▸ Set task:
Omit all images. Transcribe the rest of the material below exactly.
START Records supplied
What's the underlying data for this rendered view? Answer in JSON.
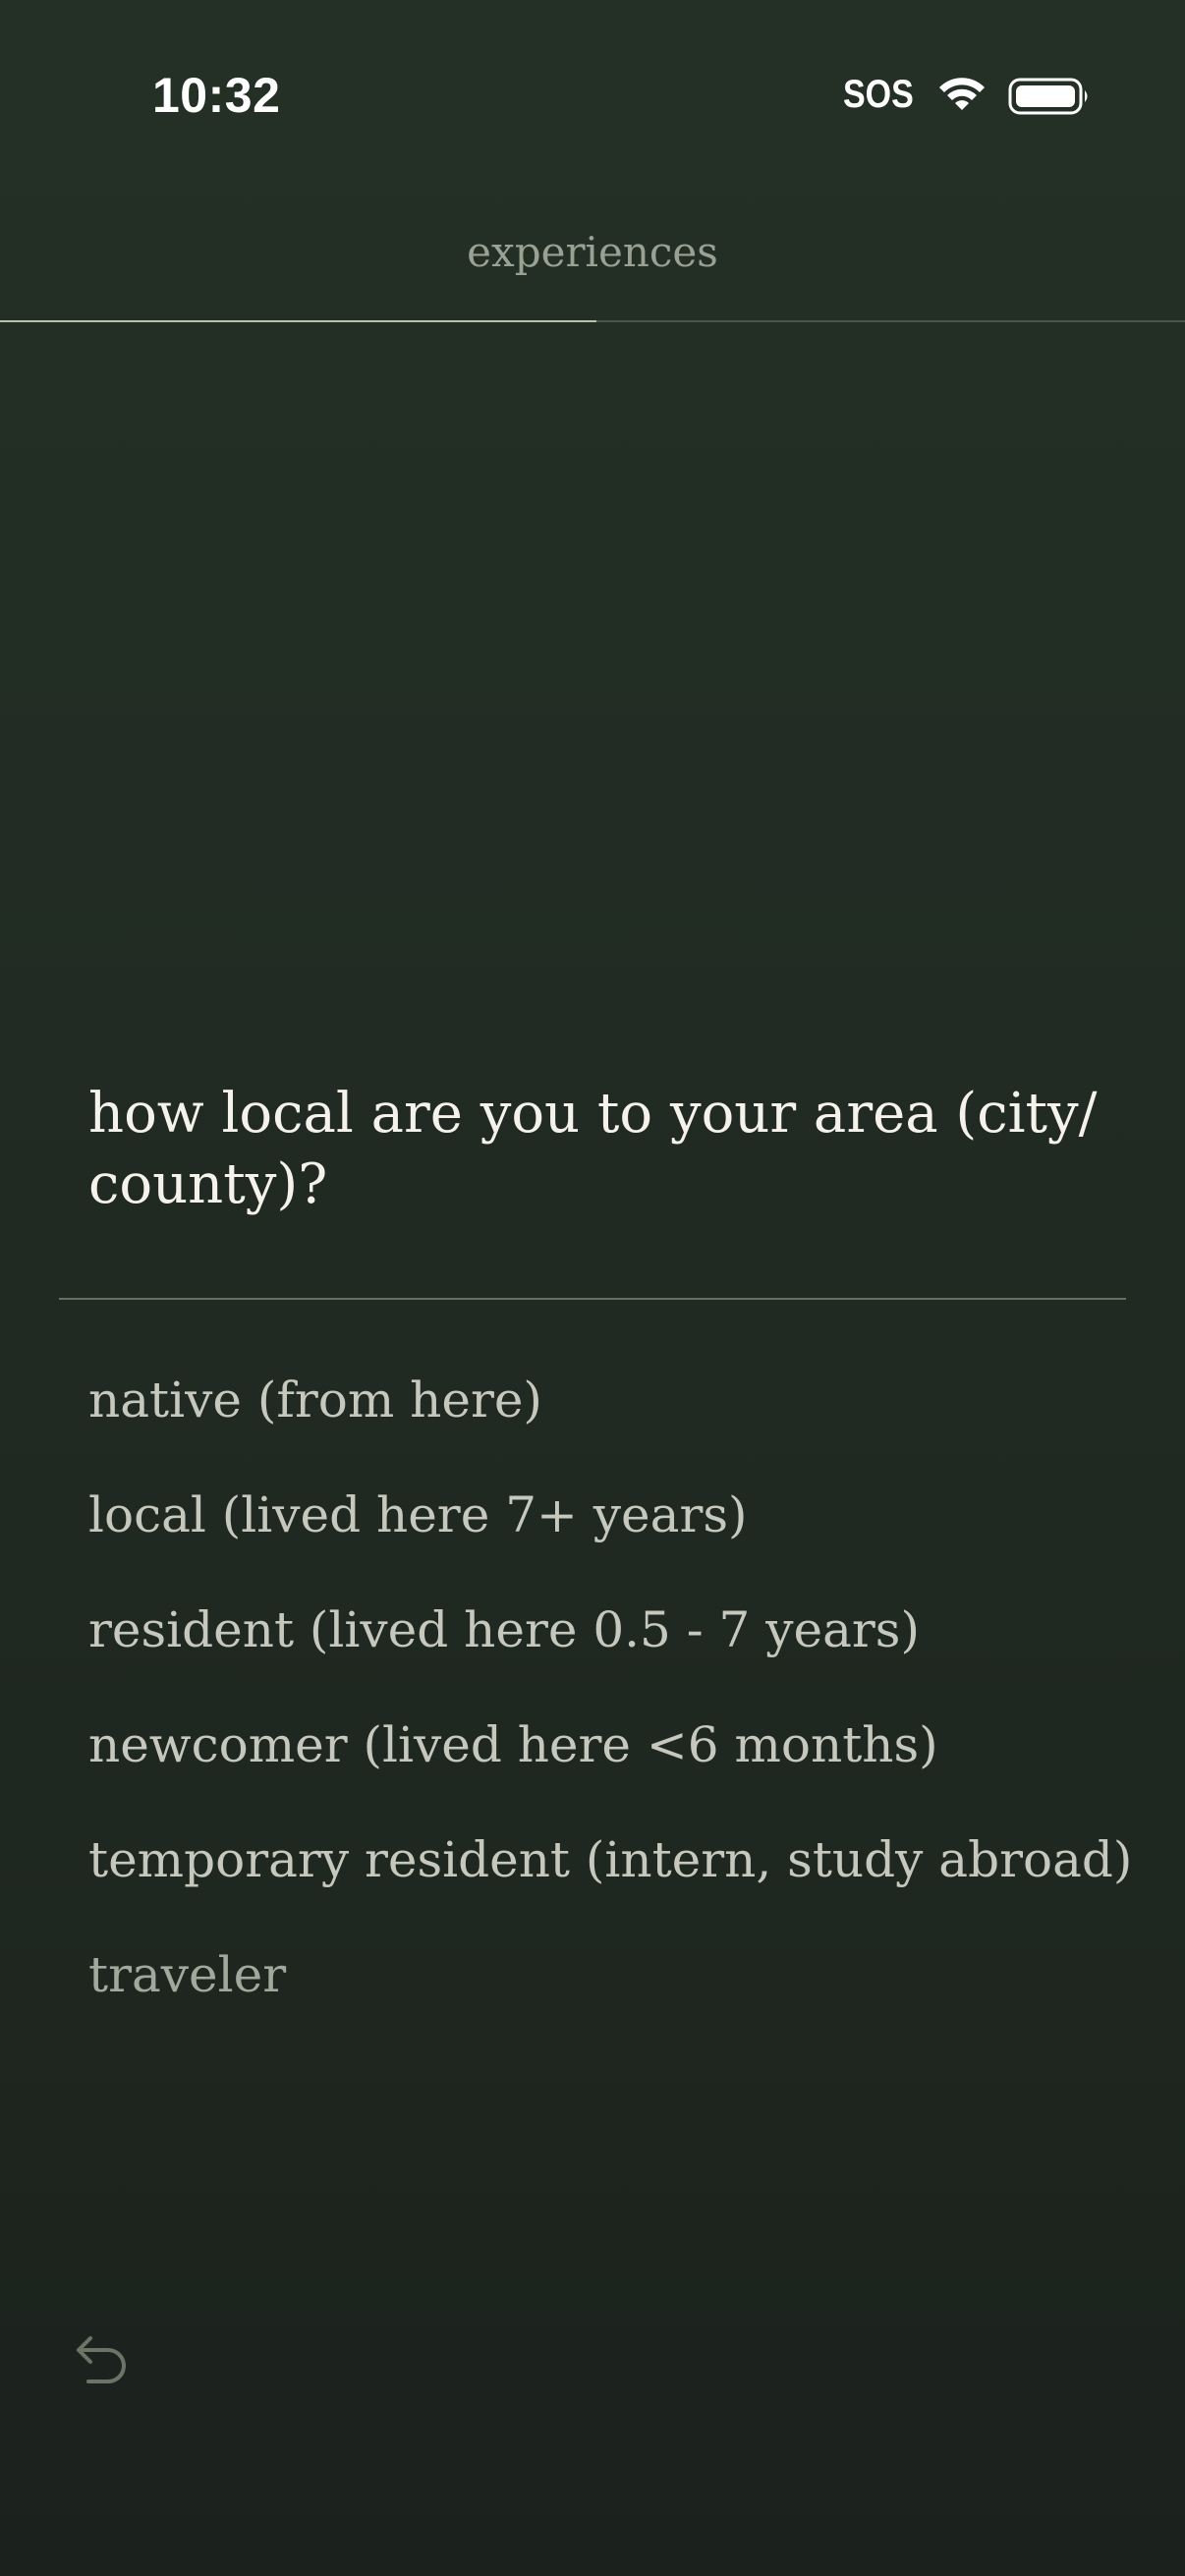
{
  "status_bar": {
    "time": "10:32",
    "sos": "SOS",
    "wifi_icon": "wifi-icon",
    "battery_icon": "battery-icon"
  },
  "header": {
    "title": "experiences",
    "progress": 0.503
  },
  "question": {
    "text": "how local are you to your area (city/ county)?"
  },
  "options": [
    {
      "label": "native (from here)"
    },
    {
      "label": "local (lived here 7+ years)"
    },
    {
      "label": "resident (lived here 0.5 - 7 years)"
    },
    {
      "label": "newcomer (lived here <6 months)"
    },
    {
      "label": "temporary resident (intern, study abroad)"
    },
    {
      "label": "traveler"
    }
  ],
  "footer": {
    "back_icon": "back-arrow-icon"
  },
  "colors": {
    "background_top": "#243026",
    "background_bottom": "#1b211d",
    "text_primary": "#f4f2ea",
    "text_option": "#c6c8bd",
    "text_muted": "#9aa193"
  }
}
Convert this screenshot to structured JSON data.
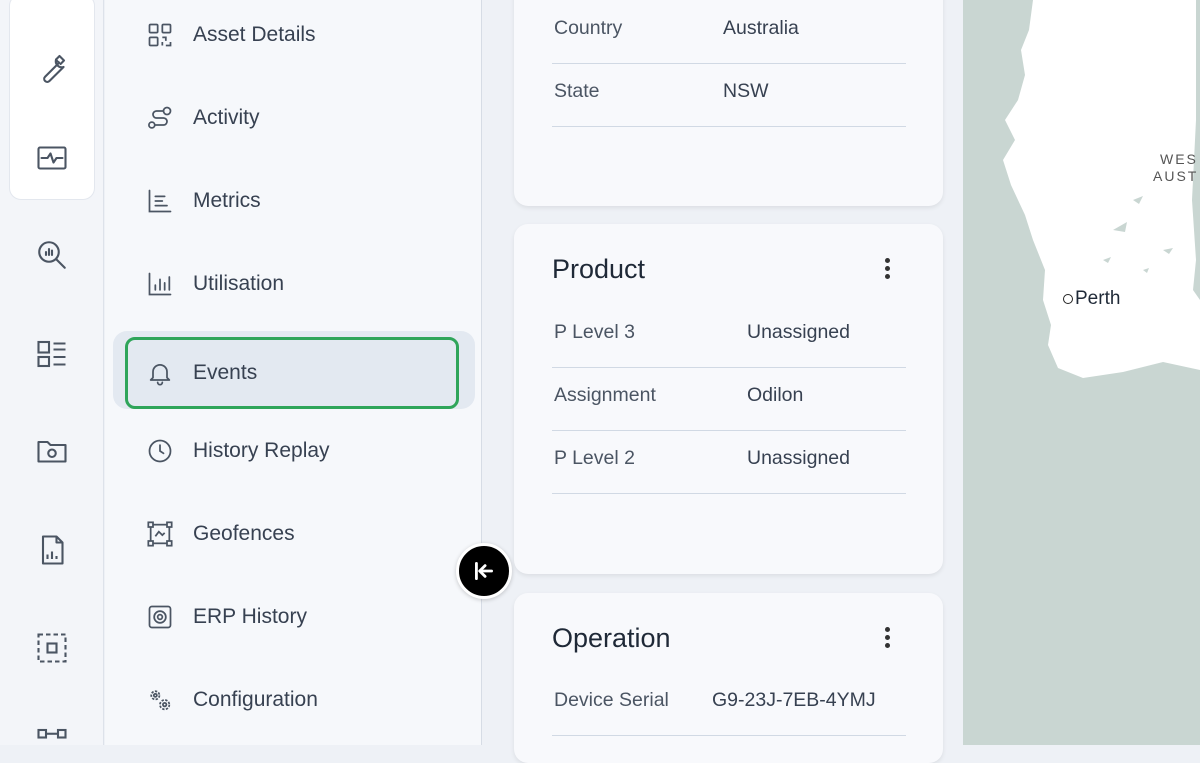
{
  "rail": {
    "icons": [
      "wrench-icon",
      "activity-monitor-icon",
      "search-analytics-icon",
      "dashboard-icon",
      "folder-settings-icon",
      "report-icon",
      "selection-icon",
      "connection-icon"
    ]
  },
  "nav": {
    "items": [
      {
        "label": "Asset Details",
        "icon": "qr-code-icon"
      },
      {
        "label": "Activity",
        "icon": "route-icon"
      },
      {
        "label": "Metrics",
        "icon": "list-chart-icon"
      },
      {
        "label": "Utilisation",
        "icon": "bar-chart-icon"
      },
      {
        "label": "Events",
        "icon": "bell-icon",
        "active": true
      },
      {
        "label": "History Replay",
        "icon": "clock-icon"
      },
      {
        "label": "Geofences",
        "icon": "geofence-icon"
      },
      {
        "label": "ERP History",
        "icon": "erp-icon"
      },
      {
        "label": "Configuration",
        "icon": "gears-icon"
      }
    ]
  },
  "location_card": {
    "rows": [
      {
        "key": "Country",
        "value": "Australia"
      },
      {
        "key": "State",
        "value": "NSW"
      }
    ]
  },
  "product_card": {
    "title": "Product",
    "rows": [
      {
        "key": "P Level 3",
        "value": "Unassigned"
      },
      {
        "key": "Assignment",
        "value": "Odilon"
      },
      {
        "key": "P Level 2",
        "value": "Unassigned"
      }
    ]
  },
  "operation_card": {
    "title": "Operation",
    "rows": [
      {
        "key": "Device Serial",
        "value": "G9-23J-7EB-4YMJ"
      }
    ]
  },
  "map": {
    "region_label_line1": "WES",
    "region_label_line2": "AUST",
    "city": "Perth"
  },
  "colors": {
    "active_border": "#2fa55a",
    "active_bg": "#e3e9f1",
    "map_water": "#c9d6d2",
    "map_land": "#ffffff"
  }
}
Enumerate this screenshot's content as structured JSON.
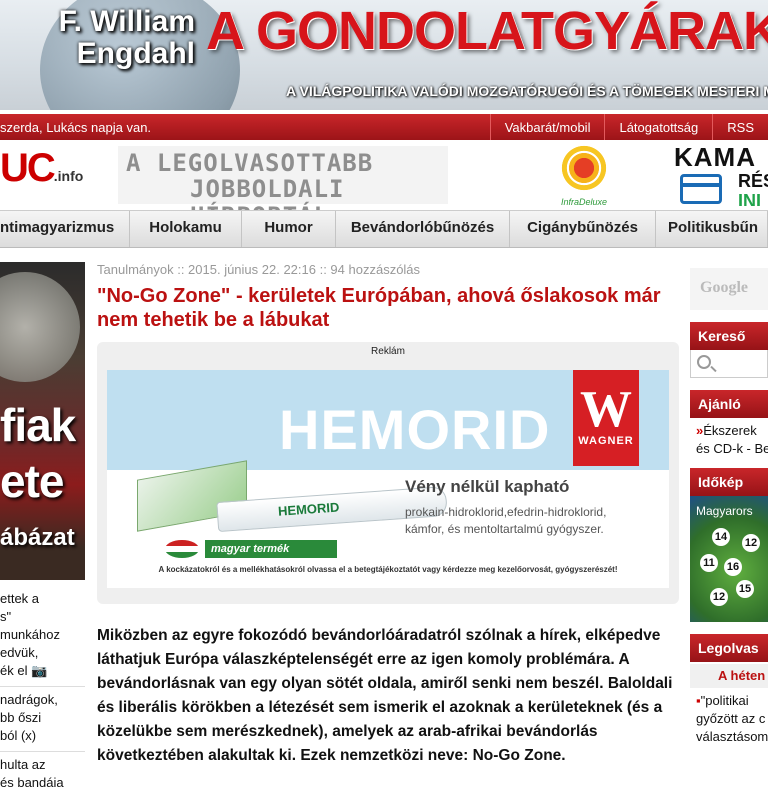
END Records supplied
▸ The response:
What's the underlying data for this rendered view? Answer in JSON.
{
  "status_bar": {
    "time": "10:32",
    "sos": "SOS",
    "wifi_icon": "wifi-icon",
    "battery_icon": "battery-icon"
  },
  "header": {
    "title": "experiences",
    "progress": 0.503
  },
  "question": {
    "text": "how local are you to your area (city/ county)?"
  },
  "options": [
    {
      "label": "native (from here)"
    },
    {
      "label": "local (lived here 7+ years)"
    },
    {
      "label": "resident (lived here 0.5 - 7 years)"
    },
    {
      "label": "newcomer (lived here <6 months)"
    },
    {
      "label": "temporary resident (intern, study abroad)"
    },
    {
      "label": "traveler"
    }
  ],
  "footer": {
    "back_icon": "back-arrow-icon"
  },
  "colors": {
    "background_top": "#243026",
    "background_bottom": "#1b211d",
    "text_primary": "#f4f2ea",
    "text_option": "#c6c8bd",
    "text_muted": "#9aa193"
  }
}
Convert this screenshot to structured JSON data.
{
  "rail": {
    "icons": [
      "wrench-icon",
      "activity-monitor-icon",
      "search-analytics-icon",
      "dashboard-icon",
      "folder-settings-icon",
      "report-icon",
      "selection-icon",
      "connection-icon"
    ]
  },
  "nav": {
    "items": [
      {
        "label": "Asset Details",
        "icon": "qr-code-icon"
      },
      {
        "label": "Activity",
        "icon": "route-icon"
      },
      {
        "label": "Metrics",
        "icon": "list-chart-icon"
      },
      {
        "label": "Utilisation",
        "icon": "bar-chart-icon"
      },
      {
        "label": "Events",
        "icon": "bell-icon",
        "active": true
      },
      {
        "label": "History Replay",
        "icon": "clock-icon"
      },
      {
        "label": "Geofences",
        "icon": "geofence-icon"
      },
      {
        "label": "ERP History",
        "icon": "erp-icon"
      },
      {
        "label": "Configuration",
        "icon": "gears-icon"
      }
    ]
  },
  "location_card": {
    "rows": [
      {
        "key": "Country",
        "value": "Australia"
      },
      {
        "key": "State",
        "value": "NSW"
      }
    ]
  },
  "product_card": {
    "title": "Product",
    "rows": [
      {
        "key": "P Level 3",
        "value": "Unassigned"
      },
      {
        "key": "Assignment",
        "value": "Odilon"
      },
      {
        "key": "P Level 2",
        "value": "Unassigned"
      }
    ]
  },
  "operation_card": {
    "title": "Operation",
    "rows": [
      {
        "key": "Device Serial",
        "value": "G9-23J-7EB-4YMJ"
      }
    ]
  },
  "map": {
    "region_label_line1": "WES",
    "region_label_line2": "AUST",
    "city": "Perth"
  },
  "colors": {
    "active_border": "#2fa55a",
    "active_bg": "#e3e9f1",
    "map_water": "#c9d6d2",
    "map_land": "#ffffff"
  }
}
Enumerate this screenshot's content as structured JSON.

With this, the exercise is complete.